__Work instructions__
Below are some records: retype them all exactly, but not the pictures.

━━━━━ Exercise data

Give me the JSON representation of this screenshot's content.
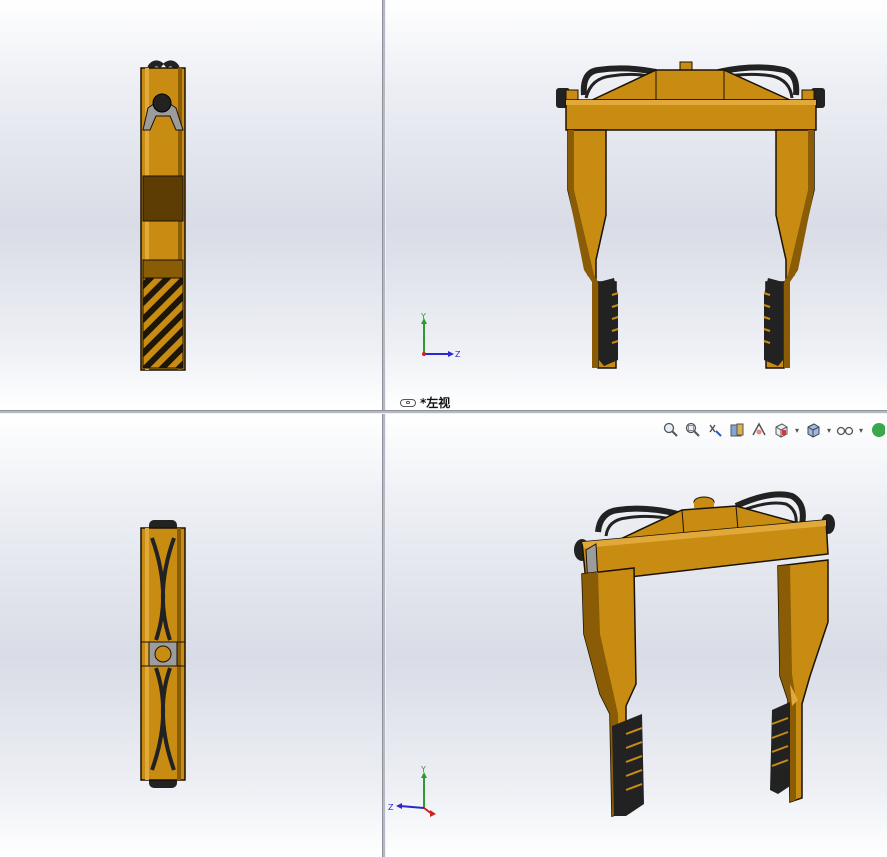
{
  "viewports": {
    "top_right": {
      "label": "*左视"
    }
  },
  "triad": {
    "y_label": "Y",
    "z_label": "Z",
    "colors": {
      "y": "#2e9b2e",
      "z": "#2a2acc",
      "x": "#cc2222"
    }
  },
  "toolbar": {
    "icons": [
      "zoom-to-fit-icon",
      "zoom-to-area-icon",
      "previous-view-icon",
      "section-view-icon",
      "dynamic-annotation-icon",
      "view-orientation-icon",
      "display-style-icon",
      "hide-show-items-icon",
      "edit-appearance-icon"
    ]
  },
  "colors": {
    "body": "#c98c12",
    "body_dark": "#8a5c05",
    "body_light": "#e0a93a",
    "outline": "#1a1205",
    "hose": "#222222",
    "handle_gray": "#9c9c9c",
    "stripe_dark": "#1e1608"
  }
}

━━━━━━━━━━

__Worked answer__
Give me the JSON representation of this screenshot's content.
{
  "viewports": {
    "top_right": {
      "label": "*左视"
    }
  },
  "triad": {
    "y_label": "Y",
    "z_label": "Z",
    "colors": {
      "y": "#2e9b2e",
      "z": "#2a2acc",
      "x": "#cc2222"
    }
  },
  "toolbar": {
    "icons": [
      "zoom-to-fit-icon",
      "zoom-to-area-icon",
      "previous-view-icon",
      "section-view-icon",
      "dynamic-annotation-icon",
      "view-orientation-icon",
      "display-style-icon",
      "hide-show-items-icon",
      "edit-appearance-icon"
    ]
  },
  "colors": {
    "body": "#c98c12",
    "body_dark": "#8a5c05",
    "body_light": "#e0a93a",
    "outline": "#1a1205",
    "hose": "#222222",
    "handle_gray": "#9c9c9c",
    "stripe_dark": "#1e1608"
  }
}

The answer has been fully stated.